= TO DO =
Restate each of the lines below word for word and drop every picture.

= MATERIAL FOR THE TASK =
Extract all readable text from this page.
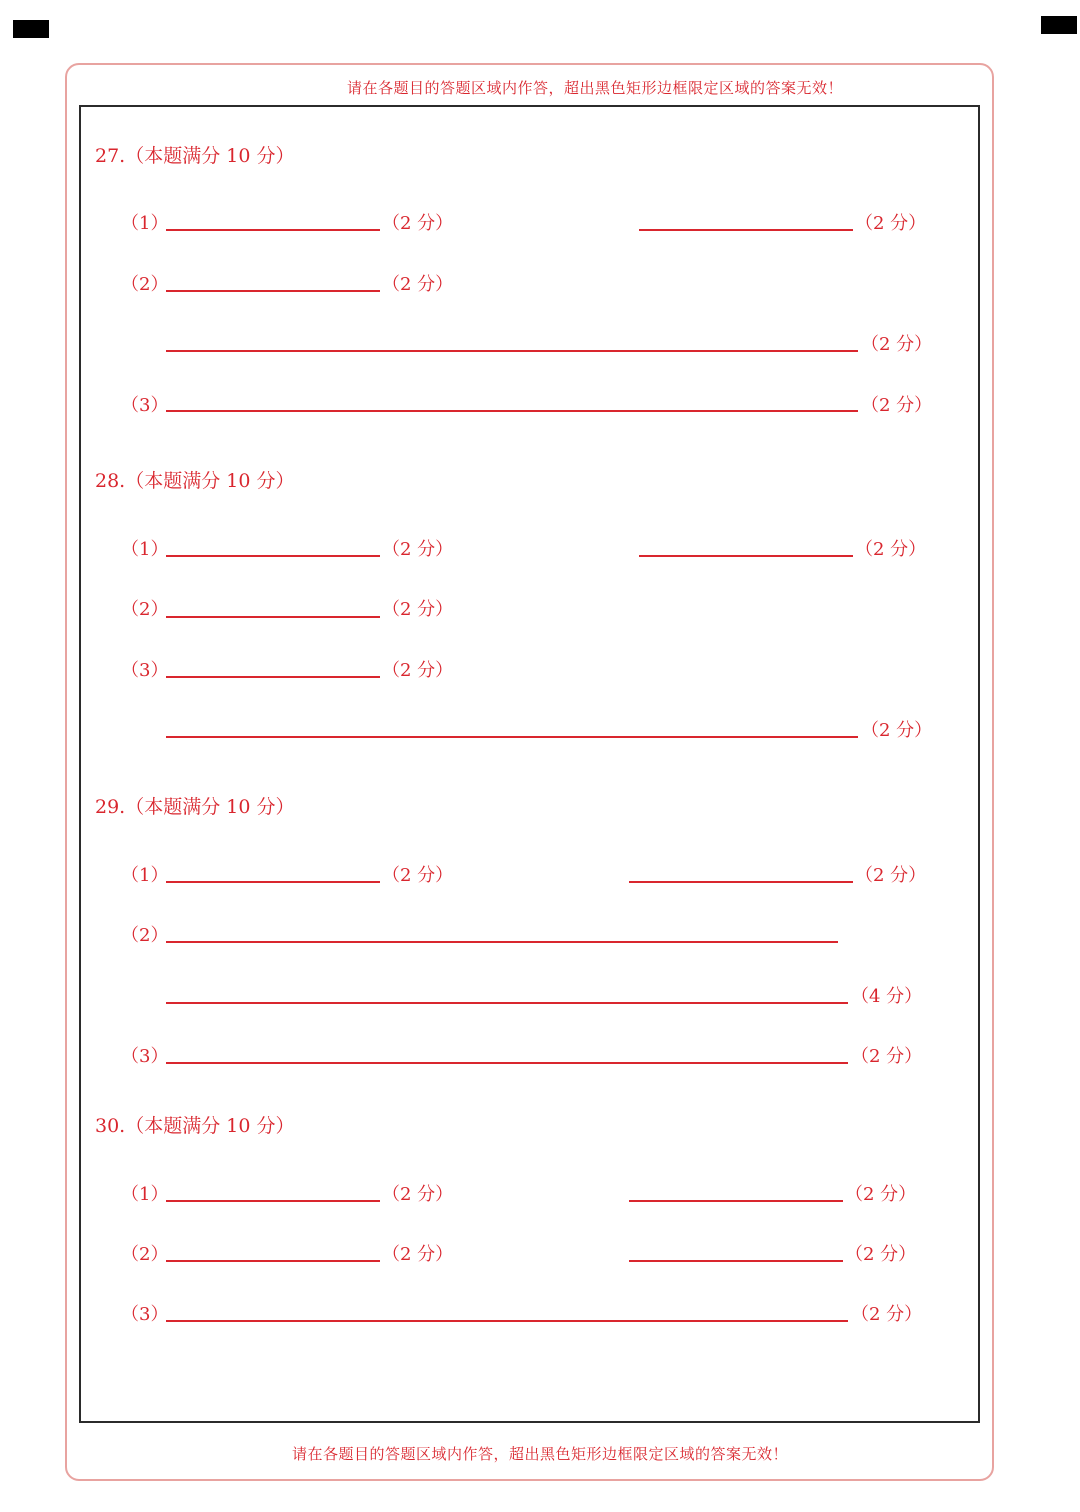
请在各题目的答题区域内作答，超出黑色矩形边框限定区域的答案无效！
27.（本题满分 10 分）
（1）	（2 分）	（2 分）
（2）	（2 分）
（2 分）
（3）	（2 分）
28.（本题满分 10 分）
（1）	（2 分）	（2 分）
（2）	（2 分）
（3）	（2 分）
（2 分）
29.（本题满分 10 分）
（1）	（2 分）	（2 分）
（2）
（4 分）
（3）	（2 分）
30.（本题满分 10 分）
（1）	（2 分）	（2 分）
（2）	（2 分）	（2 分）
（3）	（2 分）
请在各题目的答题区域内作答，超出黑色矩形边框限定区域的答案无效！
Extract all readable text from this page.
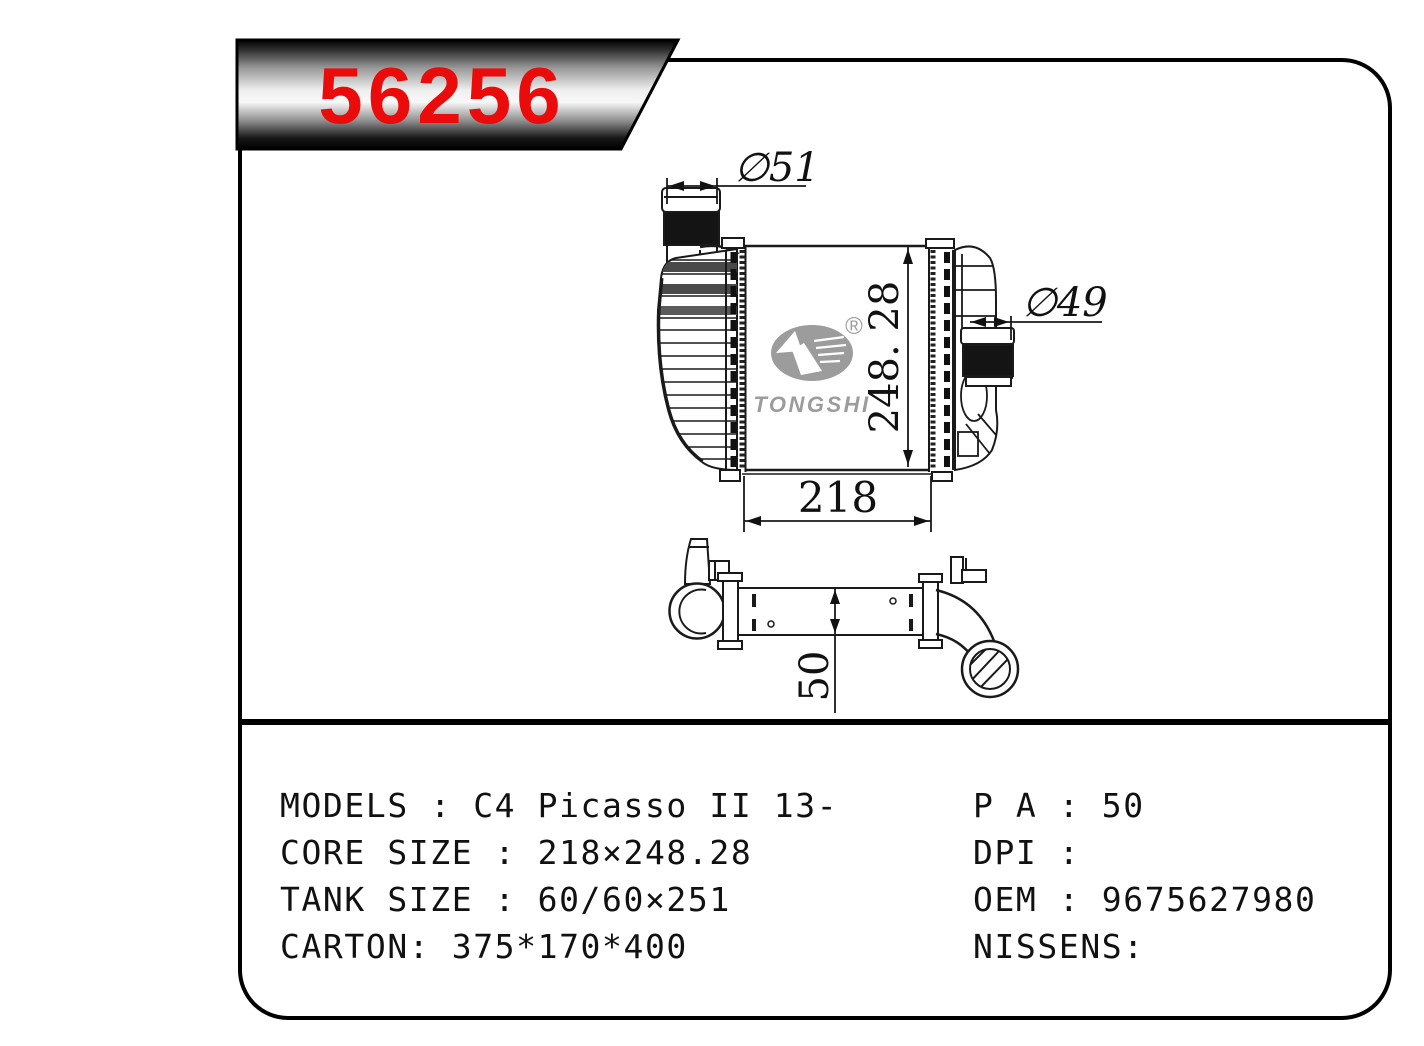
∅51
∅49
248. 28
218
®
TONGSHI
50
56256
MODELS : C4 Picasso II 13-
CORE SIZE : 218×248.28
TANK SIZE : 60/60×251
CARTON: 375*170*400
P A : 50
DPI :
OEM : 9675627980
NISSENS:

= EXERCISE OUTPUT =
Extract all readable text from this page.
请在各题目的答题区域内作答，超出黑色矩形边框限定区域的答案无效！
27.（本题满分 10 分）
（1）	（2 分）	（2 分）
（2）	（2 分）
（2 分）
（3）	（2 分）
28.（本题满分 10 分）
（1）	（2 分）	（2 分）
（2）	（2 分）
（3）	（2 分）
（2 分）
29.（本题满分 10 分）
（1）	（2 分）	（2 分）
（2）
（4 分）
（3）	（2 分）
30.（本题满分 10 分）
（1）	（2 分）	（2 分）
（2）	（2 分）	（2 分）
（3）	（2 分）
请在各题目的答题区域内作答，超出黑色矩形边框限定区域的答案无效！
Extract all readable text from this page.
∅51
∅49
248. 28
218
®
TONGSHI
50
56256
MODELS : C4 Picasso II 13-
CORE SIZE : 218×248.28
TANK SIZE : 60/60×251
CARTON: 375*170*400
P A : 50
DPI :
OEM : 9675627980
NISSENS:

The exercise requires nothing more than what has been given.